> **Task statement**
Gather from the material every line that contains the string "respuesta".

> **Stored data**

....

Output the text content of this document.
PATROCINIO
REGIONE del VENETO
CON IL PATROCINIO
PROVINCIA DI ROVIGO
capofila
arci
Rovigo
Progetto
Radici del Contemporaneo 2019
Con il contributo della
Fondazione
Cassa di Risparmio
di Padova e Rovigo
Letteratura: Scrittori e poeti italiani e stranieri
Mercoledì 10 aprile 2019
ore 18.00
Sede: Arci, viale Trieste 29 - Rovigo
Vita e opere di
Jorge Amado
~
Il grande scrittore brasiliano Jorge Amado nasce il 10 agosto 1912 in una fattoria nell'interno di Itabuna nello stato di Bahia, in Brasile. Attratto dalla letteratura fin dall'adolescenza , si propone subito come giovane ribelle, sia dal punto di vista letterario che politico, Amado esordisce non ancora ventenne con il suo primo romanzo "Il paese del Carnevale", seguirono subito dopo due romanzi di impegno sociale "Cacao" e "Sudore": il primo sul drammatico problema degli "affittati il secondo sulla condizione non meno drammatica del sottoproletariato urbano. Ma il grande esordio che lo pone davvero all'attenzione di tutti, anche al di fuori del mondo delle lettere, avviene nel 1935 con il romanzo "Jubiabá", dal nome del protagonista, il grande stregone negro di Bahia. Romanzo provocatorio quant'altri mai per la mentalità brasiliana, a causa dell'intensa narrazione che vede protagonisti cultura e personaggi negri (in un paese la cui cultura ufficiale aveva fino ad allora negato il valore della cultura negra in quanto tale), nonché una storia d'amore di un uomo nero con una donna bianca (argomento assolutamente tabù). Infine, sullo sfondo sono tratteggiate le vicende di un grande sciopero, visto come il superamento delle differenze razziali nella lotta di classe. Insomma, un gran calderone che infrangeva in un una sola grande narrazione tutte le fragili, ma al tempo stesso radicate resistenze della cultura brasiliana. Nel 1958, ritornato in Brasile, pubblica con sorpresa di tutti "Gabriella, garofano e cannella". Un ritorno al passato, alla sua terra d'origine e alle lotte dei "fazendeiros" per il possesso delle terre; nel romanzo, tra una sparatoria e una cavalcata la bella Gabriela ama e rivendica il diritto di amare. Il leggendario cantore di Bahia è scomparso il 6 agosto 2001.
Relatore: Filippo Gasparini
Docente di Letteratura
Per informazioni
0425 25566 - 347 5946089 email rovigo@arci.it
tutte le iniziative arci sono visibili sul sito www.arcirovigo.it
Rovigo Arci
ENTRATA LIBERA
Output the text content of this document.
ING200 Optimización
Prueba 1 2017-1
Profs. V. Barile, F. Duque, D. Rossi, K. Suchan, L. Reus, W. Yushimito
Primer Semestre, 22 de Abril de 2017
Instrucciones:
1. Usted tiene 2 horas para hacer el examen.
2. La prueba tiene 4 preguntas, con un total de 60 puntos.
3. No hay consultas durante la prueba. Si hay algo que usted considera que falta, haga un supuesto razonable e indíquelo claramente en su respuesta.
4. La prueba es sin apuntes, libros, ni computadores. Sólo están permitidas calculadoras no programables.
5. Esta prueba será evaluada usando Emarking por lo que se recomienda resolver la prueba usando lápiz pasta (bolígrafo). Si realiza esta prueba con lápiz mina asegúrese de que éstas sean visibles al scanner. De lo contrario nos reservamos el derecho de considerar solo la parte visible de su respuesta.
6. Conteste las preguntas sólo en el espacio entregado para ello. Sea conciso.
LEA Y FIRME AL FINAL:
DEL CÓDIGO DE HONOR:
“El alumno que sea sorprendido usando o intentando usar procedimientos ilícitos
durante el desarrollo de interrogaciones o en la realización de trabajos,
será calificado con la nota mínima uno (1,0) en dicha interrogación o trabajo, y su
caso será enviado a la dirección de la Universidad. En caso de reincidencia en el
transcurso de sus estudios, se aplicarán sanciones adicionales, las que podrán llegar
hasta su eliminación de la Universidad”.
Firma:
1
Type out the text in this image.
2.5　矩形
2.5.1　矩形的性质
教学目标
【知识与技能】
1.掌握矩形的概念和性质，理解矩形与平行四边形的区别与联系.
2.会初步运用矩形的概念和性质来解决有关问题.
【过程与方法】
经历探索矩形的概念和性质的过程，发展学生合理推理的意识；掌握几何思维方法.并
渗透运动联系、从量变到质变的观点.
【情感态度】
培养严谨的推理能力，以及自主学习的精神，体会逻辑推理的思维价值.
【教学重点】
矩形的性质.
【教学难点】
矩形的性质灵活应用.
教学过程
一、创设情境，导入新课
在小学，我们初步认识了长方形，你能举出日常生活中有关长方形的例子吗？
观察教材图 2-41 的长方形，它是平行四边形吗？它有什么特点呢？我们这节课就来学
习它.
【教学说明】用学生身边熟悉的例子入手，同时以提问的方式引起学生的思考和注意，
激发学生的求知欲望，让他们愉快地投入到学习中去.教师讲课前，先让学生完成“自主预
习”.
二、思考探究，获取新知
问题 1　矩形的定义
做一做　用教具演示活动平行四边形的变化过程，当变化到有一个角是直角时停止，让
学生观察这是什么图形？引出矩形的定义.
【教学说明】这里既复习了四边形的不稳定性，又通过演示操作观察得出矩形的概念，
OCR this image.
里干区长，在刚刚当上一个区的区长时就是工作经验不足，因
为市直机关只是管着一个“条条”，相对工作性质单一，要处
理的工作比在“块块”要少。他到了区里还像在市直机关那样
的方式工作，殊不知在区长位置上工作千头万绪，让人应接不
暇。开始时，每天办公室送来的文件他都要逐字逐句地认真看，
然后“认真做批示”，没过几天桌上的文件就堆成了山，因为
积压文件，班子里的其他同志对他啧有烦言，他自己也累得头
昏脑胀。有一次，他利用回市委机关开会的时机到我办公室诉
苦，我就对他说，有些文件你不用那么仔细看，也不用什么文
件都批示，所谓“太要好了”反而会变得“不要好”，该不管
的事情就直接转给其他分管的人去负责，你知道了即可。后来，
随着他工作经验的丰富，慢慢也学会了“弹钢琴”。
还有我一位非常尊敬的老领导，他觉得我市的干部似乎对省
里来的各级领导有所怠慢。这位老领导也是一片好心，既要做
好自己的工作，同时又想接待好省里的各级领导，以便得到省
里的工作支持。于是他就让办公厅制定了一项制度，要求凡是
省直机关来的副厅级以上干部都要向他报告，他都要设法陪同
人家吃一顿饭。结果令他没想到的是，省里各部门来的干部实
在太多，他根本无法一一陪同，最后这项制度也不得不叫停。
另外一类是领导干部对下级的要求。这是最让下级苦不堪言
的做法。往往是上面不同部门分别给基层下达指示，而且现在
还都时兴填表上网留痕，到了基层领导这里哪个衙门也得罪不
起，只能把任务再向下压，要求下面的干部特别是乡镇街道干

....

> **Expected answer**
3. No hay consultas durante la prueba. Si hay algo que usted considera que falta, haga un supuesto razonable e indíquelo claramente en su respuesta.
5. Esta prueba será evaluada usando Emarking por lo que se recomienda resolver la prueba usando lápiz pasta (bolígrafo). Si realiza esta prueba con lápiz mina asegúrese de que éstas sean visibles al scanner. De lo contrario nos reservamos el derecho de considerar solo la parte visible de su respuesta.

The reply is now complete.